[Written request] In the material below, list every line carrying the string "Size".

[Listing]
────────

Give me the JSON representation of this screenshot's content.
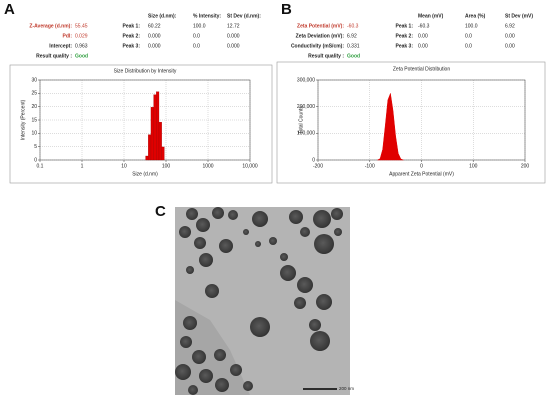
{
  "panel_labels": [
    "A",
    "B",
    "C"
  ],
  "summary_a": {
    "header": [
      "Size (d.nm):",
      "% Intensity:",
      "St Dev (d.nm):"
    ],
    "left": [
      [
        "Z-Average (d.nm):",
        "55.45"
      ],
      [
        "PdI:",
        "0.029"
      ],
      [
        "Intercept:",
        "0.963"
      ]
    ],
    "right": [
      [
        "Peak 1:",
        "60.22",
        "100.0",
        "12.72"
      ],
      [
        "Peak 2:",
        "0.000",
        "0.0",
        "0.000"
      ],
      [
        "Peak 3:",
        "0.000",
        "0.0",
        "0.000"
      ]
    ],
    "quality": [
      "Result quality :",
      "Good"
    ]
  },
  "summary_b": {
    "header": [
      "Mean (mV)",
      "Area (%)",
      "St Dev (mV)"
    ],
    "left": [
      [
        "Zeta Potential (mV):",
        "-60.3"
      ],
      [
        "Zeta Deviation (mV):",
        "6.92"
      ],
      [
        "Conductivity (mS/cm):",
        "0.331"
      ]
    ],
    "right": [
      [
        "Peak 1:",
        "-60.3",
        "100.0",
        "6.92"
      ],
      [
        "Peak 2:",
        "0.00",
        "0.0",
        "0.00"
      ],
      [
        "Peak 3:",
        "0.00",
        "0.0",
        "0.00"
      ]
    ],
    "quality": [
      "Result quality :",
      "Good"
    ]
  },
  "chart_data": [
    {
      "type": "histogram",
      "title": "Size Distribution by Intensity",
      "xlabel": "Size (d.nm)",
      "ylabel": "Intensity (Percent)",
      "bins": [
        32.67,
        37.84,
        43.82,
        50.75,
        58.77,
        68.06,
        78.82,
        91.28
      ],
      "counts": [
        1.5,
        9.5,
        19.8,
        24.5,
        25.6,
        14.2,
        4.9
      ],
      "color": "#e00000",
      "xlog": true,
      "xlim": [
        0.1,
        10000
      ],
      "xticks": [
        0.1,
        1,
        10,
        100,
        1000,
        {
          "value": 10000,
          "label": "10,000"
        }
      ],
      "ylim": [
        0,
        30
      ],
      "yticks": [
        0,
        5,
        10,
        15,
        20,
        25,
        30
      ],
      "grid": true
    },
    {
      "type": "area",
      "title": "Zeta Potential Distribution",
      "xlabel": "Apparent Zeta Potential (mV)",
      "ylabel": "Total Counts",
      "x": [
        -85,
        -80,
        -75,
        -70,
        -65,
        -60,
        -55,
        -50,
        -45,
        -40,
        -35
      ],
      "values": [
        0,
        5000,
        40000,
        130000,
        225000,
        250000,
        185000,
        90000,
        25000,
        4000,
        0
      ],
      "color": "#e00000",
      "xlim": [
        -200,
        200
      ],
      "xticks": [
        -200,
        -100,
        0,
        100,
        200
      ],
      "ylim": [
        0,
        300000
      ],
      "yticks": [
        0,
        {
          "value": 100000,
          "label": "100,000"
        },
        {
          "value": 200000,
          "label": "200,000"
        },
        {
          "value": 300000,
          "label": "300,000"
        }
      ],
      "grid": true
    }
  ],
  "scale_bar": "200 nm"
}
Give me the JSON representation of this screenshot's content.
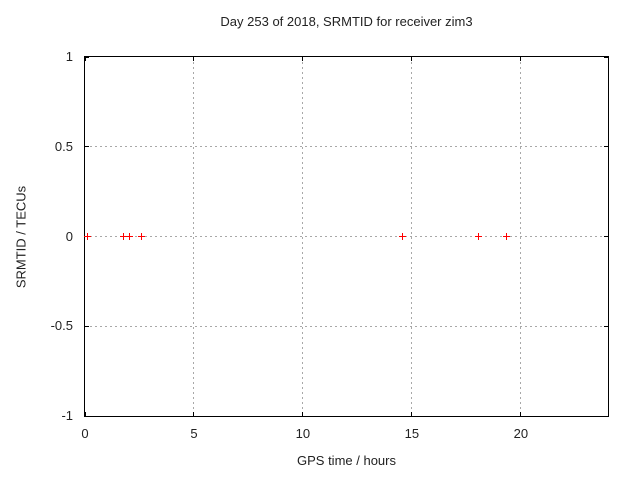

────────

[Answer]
      "Size (d.nm):",
      "title": "Size Distribution by Intensity",
      "xlabel": "Size (d.nm)",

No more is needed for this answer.